→ GOAL OF THE EXERCISE
Below are some records. Copy every line in them that holds "před".

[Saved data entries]

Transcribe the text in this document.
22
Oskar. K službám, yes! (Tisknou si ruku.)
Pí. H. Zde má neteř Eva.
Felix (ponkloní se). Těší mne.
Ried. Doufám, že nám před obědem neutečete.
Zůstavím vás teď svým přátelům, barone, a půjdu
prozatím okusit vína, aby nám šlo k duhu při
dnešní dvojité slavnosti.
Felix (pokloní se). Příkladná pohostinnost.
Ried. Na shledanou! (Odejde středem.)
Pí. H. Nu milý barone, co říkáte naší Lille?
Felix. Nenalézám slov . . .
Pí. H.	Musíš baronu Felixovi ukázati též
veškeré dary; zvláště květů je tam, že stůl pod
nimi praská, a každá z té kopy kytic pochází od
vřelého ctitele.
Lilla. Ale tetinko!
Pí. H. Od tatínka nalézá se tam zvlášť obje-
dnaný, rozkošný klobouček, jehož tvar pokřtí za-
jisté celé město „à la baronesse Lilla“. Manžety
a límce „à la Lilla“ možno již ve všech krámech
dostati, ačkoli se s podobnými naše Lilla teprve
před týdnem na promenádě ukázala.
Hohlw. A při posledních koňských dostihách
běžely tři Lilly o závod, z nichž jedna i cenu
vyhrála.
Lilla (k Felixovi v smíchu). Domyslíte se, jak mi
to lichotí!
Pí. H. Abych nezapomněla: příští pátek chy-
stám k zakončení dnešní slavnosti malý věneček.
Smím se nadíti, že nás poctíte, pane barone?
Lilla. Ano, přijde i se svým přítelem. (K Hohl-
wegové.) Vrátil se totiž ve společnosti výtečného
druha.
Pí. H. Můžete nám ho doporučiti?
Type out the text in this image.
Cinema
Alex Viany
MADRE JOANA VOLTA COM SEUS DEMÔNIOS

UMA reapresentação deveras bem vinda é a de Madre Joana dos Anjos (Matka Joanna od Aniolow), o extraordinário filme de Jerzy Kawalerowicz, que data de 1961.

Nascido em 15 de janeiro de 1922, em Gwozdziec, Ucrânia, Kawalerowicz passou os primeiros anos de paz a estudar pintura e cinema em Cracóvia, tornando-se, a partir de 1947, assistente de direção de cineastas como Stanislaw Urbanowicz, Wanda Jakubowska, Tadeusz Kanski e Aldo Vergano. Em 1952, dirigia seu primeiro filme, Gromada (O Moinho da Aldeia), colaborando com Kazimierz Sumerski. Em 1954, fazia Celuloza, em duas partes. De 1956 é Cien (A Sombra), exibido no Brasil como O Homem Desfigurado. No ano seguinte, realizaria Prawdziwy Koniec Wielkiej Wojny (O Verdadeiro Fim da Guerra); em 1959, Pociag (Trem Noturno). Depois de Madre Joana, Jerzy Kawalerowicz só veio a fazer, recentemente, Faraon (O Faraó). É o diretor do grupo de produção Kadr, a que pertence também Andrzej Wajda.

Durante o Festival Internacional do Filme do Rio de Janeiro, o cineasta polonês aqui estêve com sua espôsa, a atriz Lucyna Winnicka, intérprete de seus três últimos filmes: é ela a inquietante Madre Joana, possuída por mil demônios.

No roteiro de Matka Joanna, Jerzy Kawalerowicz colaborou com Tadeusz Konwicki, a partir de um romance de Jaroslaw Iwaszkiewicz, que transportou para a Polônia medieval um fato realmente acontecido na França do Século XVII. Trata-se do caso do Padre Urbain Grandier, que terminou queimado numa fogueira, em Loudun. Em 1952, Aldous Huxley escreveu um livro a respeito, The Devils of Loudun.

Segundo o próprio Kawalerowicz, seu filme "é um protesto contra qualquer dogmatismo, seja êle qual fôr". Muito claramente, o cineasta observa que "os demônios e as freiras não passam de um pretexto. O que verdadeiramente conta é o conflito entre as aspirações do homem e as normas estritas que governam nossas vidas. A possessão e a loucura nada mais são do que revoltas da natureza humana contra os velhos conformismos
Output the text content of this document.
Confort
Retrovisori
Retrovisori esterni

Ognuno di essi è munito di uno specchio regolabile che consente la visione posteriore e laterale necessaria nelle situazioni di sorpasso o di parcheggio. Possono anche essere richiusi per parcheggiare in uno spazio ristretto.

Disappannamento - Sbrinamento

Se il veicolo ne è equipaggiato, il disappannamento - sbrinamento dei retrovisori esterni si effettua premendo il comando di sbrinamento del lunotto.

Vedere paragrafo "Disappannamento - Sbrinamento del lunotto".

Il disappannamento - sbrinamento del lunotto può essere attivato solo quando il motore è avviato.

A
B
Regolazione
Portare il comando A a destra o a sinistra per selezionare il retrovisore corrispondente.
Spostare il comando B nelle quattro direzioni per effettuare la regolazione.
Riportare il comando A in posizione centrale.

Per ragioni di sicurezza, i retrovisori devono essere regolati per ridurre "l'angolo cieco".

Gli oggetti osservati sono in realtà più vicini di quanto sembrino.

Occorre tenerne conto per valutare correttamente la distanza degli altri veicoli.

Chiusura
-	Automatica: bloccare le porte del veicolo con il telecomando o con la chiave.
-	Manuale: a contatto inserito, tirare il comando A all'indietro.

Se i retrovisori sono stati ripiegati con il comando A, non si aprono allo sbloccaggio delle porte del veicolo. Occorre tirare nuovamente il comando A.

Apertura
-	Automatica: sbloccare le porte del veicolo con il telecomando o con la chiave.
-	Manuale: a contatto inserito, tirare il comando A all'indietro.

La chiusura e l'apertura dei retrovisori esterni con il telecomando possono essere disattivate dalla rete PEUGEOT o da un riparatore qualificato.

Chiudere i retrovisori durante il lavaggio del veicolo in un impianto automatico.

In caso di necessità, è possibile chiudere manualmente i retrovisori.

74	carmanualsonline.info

→ SOLUTION FOR THIS EXERCISE
Ried. Doufám, že nám před obědem neutečete.
před týdnem na promenádě ukázala.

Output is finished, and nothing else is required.